Records excerpted from a collection =>
○ ○ ○

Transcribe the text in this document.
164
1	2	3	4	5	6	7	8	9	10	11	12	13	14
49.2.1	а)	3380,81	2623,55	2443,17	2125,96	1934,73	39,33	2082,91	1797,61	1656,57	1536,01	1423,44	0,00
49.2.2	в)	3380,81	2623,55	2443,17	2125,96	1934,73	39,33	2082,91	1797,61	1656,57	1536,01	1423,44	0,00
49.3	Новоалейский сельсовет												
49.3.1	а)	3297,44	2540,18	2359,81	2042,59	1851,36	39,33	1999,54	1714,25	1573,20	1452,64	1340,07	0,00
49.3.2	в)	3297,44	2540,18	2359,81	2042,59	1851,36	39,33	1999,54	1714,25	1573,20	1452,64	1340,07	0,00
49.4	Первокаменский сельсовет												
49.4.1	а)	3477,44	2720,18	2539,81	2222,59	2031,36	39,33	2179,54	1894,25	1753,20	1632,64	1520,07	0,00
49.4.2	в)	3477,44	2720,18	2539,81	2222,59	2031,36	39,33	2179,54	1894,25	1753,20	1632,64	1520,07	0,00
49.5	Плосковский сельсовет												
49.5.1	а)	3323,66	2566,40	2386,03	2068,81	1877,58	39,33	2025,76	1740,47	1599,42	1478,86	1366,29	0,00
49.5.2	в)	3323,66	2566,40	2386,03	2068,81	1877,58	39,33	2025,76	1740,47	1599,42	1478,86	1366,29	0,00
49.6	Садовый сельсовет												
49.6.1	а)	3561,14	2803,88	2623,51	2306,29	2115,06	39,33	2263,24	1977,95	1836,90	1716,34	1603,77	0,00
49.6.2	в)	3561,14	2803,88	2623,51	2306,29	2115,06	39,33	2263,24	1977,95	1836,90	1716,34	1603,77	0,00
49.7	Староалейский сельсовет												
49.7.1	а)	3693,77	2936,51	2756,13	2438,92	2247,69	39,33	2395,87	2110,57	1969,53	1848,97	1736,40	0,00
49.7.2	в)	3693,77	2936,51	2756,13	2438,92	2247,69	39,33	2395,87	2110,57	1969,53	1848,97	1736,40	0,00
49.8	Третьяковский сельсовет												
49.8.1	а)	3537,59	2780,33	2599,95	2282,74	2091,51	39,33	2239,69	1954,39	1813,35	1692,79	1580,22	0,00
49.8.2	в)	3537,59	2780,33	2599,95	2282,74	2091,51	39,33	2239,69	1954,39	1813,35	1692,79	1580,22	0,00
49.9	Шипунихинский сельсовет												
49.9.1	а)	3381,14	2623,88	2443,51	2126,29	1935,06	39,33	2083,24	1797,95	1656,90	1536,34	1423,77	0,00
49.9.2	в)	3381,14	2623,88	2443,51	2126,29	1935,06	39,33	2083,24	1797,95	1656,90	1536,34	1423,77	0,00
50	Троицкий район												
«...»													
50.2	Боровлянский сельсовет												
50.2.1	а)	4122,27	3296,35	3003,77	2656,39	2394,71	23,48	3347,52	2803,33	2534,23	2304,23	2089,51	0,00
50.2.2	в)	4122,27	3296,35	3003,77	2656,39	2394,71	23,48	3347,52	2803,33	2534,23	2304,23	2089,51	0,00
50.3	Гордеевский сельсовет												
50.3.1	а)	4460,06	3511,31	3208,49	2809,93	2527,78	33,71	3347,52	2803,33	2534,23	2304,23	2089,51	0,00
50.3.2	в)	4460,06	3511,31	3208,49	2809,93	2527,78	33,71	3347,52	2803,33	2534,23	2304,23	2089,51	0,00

○ ○ ○

TASK DESCRIPTION =>
Repeat all of the entries exactly.

SOLVED EXERCISE =>
Transcribe the text in this document.
164
1	2	3	4	5	6	7	8	9	10	11	12	13	14
49.2.1	а)	3380,81	2623,55	2443,17	2125,96	1934,73	39,33	2082,91	1797,61	1656,57	1536,01	1423,44	0,00
49.2.2	в)	3380,81	2623,55	2443,17	2125,96	1934,73	39,33	2082,91	1797,61	1656,57	1536,01	1423,44	0,00
49.3	Новоалейский сельсовет												
49.3.1	а)	3297,44	2540,18	2359,81	2042,59	1851,36	39,33	1999,54	1714,25	1573,20	1452,64	1340,07	0,00
49.3.2	в)	3297,44	2540,18	2359,81	2042,59	1851,36	39,33	1999,54	1714,25	1573,20	1452,64	1340,07	0,00
49.4	Первокаменский сельсовет												
49.4.1	а)	3477,44	2720,18	2539,81	2222,59	2031,36	39,33	2179,54	1894,25	1753,20	1632,64	1520,07	0,00
49.4.2	в)	3477,44	2720,18	2539,81	2222,59	2031,36	39,33	2179,54	1894,25	1753,20	1632,64	1520,07	0,00
49.5	Плосковский сельсовет												
49.5.1	а)	3323,66	2566,40	2386,03	2068,81	1877,58	39,33	2025,76	1740,47	1599,42	1478,86	1366,29	0,00
49.5.2	в)	3323,66	2566,40	2386,03	2068,81	1877,58	39,33	2025,76	1740,47	1599,42	1478,86	1366,29	0,00
49.6	Садовый сельсовет												
49.6.1	а)	3561,14	2803,88	2623,51	2306,29	2115,06	39,33	2263,24	1977,95	1836,90	1716,34	1603,77	0,00
49.6.2	в)	3561,14	2803,88	2623,51	2306,29	2115,06	39,33	2263,24	1977,95	1836,90	1716,34	1603,77	0,00
49.7	Староалейский сельсовет												
49.7.1	а)	3693,77	2936,51	2756,13	2438,92	2247,69	39,33	2395,87	2110,57	1969,53	1848,97	1736,40	0,00
49.7.2	в)	3693,77	2936,51	2756,13	2438,92	2247,69	39,33	2395,87	2110,57	1969,53	1848,97	1736,40	0,00
49.8	Третьяковский сельсовет												
49.8.1	а)	3537,59	2780,33	2599,95	2282,74	2091,51	39,33	2239,69	1954,39	1813,35	1692,79	1580,22	0,00
49.8.2	в)	3537,59	2780,33	2599,95	2282,74	2091,51	39,33	2239,69	1954,39	1813,35	1692,79	1580,22	0,00
49.9	Шипунихинский сельсовет												
49.9.1	а)	3381,14	2623,88	2443,51	2126,29	1935,06	39,33	2083,24	1797,95	1656,90	1536,34	1423,77	0,00
49.9.2	в)	3381,14	2623,88	2443,51	2126,29	1935,06	39,33	2083,24	1797,95	1656,90	1536,34	1423,77	0,00
50	Троицкий район												
«...»													
50.2	Боровлянский сельсовет												
50.2.1	а)	4122,27	3296,35	3003,77	2656,39	2394,71	23,48	3347,52	2803,33	2534,23	2304,23	2089,51	0,00
50.2.2	в)	4122,27	3296,35	3003,77	2656,39	2394,71	23,48	3347,52	2803,33	2534,23	2304,23	2089,51	0,00
50.3	Гордеевский сельсовет												
50.3.1	а)	4460,06	3511,31	3208,49	2809,93	2527,78	33,71	3347,52	2803,33	2534,23	2304,23	2089,51	0,00
50.3.2	в)	4460,06	3511,31	3208,49	2809,93	2527,78	33,71	3347,52	2803,33	2534,23	2304,23	2089,51	0,00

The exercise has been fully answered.